- _PROVIDED MATERIAL_
>> Begin
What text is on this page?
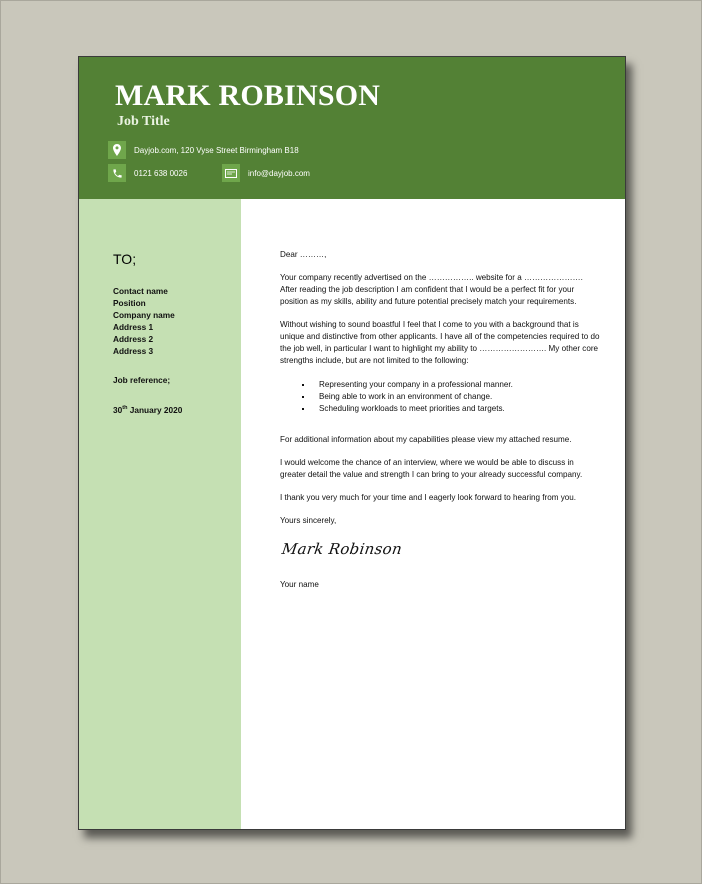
MARK ROBINSON
Job Title
Dayjob.com, 120 Vyse Street Birmingham B18
0121 638 0026	info@dayjob.com
TO;
Contact name
Position
Company name
Address 1
Address 2
Address 3
Job reference;
30th January 2020

Dear ………,

Your company recently advertised on the …………….. website for a …………………. After reading the job description I am confident that I would be a perfect fit for your position as my skills, ability and future potential precisely match your requirements.

Without wishing to sound boastful I feel that I come to you with a background that is unique and distinctive from other applicants. I have all of the competencies required to do the job well, in particular I want to highlight my ability to ……………………. My other core strengths include, but are not limited to the following:

▪ Representing your company in a professional manner.
▪ Being able to work in an environment of change.
▪ Scheduling workloads to meet priorities and targets.

For additional information about my capabilities please view my attached resume.

I would welcome the chance of an interview, where we would be able to discuss in greater detail the value and strength I can bring to your already successful company.

I thank you very much for your time and I eagerly look forward to hearing from you.

Yours sincerely,

Mark Robinson

Your name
>> End
Without the pictures, write out the whole listing above exactly as it appears.

- _ANSWER TO THE TASK_
What text is on this page?
MARK ROBINSON
Job Title
Dayjob.com, 120 Vyse Street Birmingham B18
0121 638 0026	info@dayjob.com
TO;
Contact name
Position
Company name
Address 1
Address 2
Address 3
Job reference;
30th January 2020

Dear ………,

Your company recently advertised on the …………….. website for a …………………. After reading the job description I am confident that I would be a perfect fit for your position as my skills, ability and future potential precisely match your requirements.

Without wishing to sound boastful I feel that I come to you with a background that is unique and distinctive from other applicants. I have all of the competencies required to do the job well, in particular I want to highlight my ability to ……………………. My other core strengths include, but are not limited to the following:

▪ Representing your company in a professional manner.
▪ Being able to work in an environment of change.
▪ Scheduling workloads to meet priorities and targets.

For additional information about my capabilities please view my attached resume.

I would welcome the chance of an interview, where we would be able to discuss in greater detail the value and strength I can bring to your already successful company.

I thank you very much for your time and I eagerly look forward to hearing from you.

Yours sincerely,

Mark Robinson

Your name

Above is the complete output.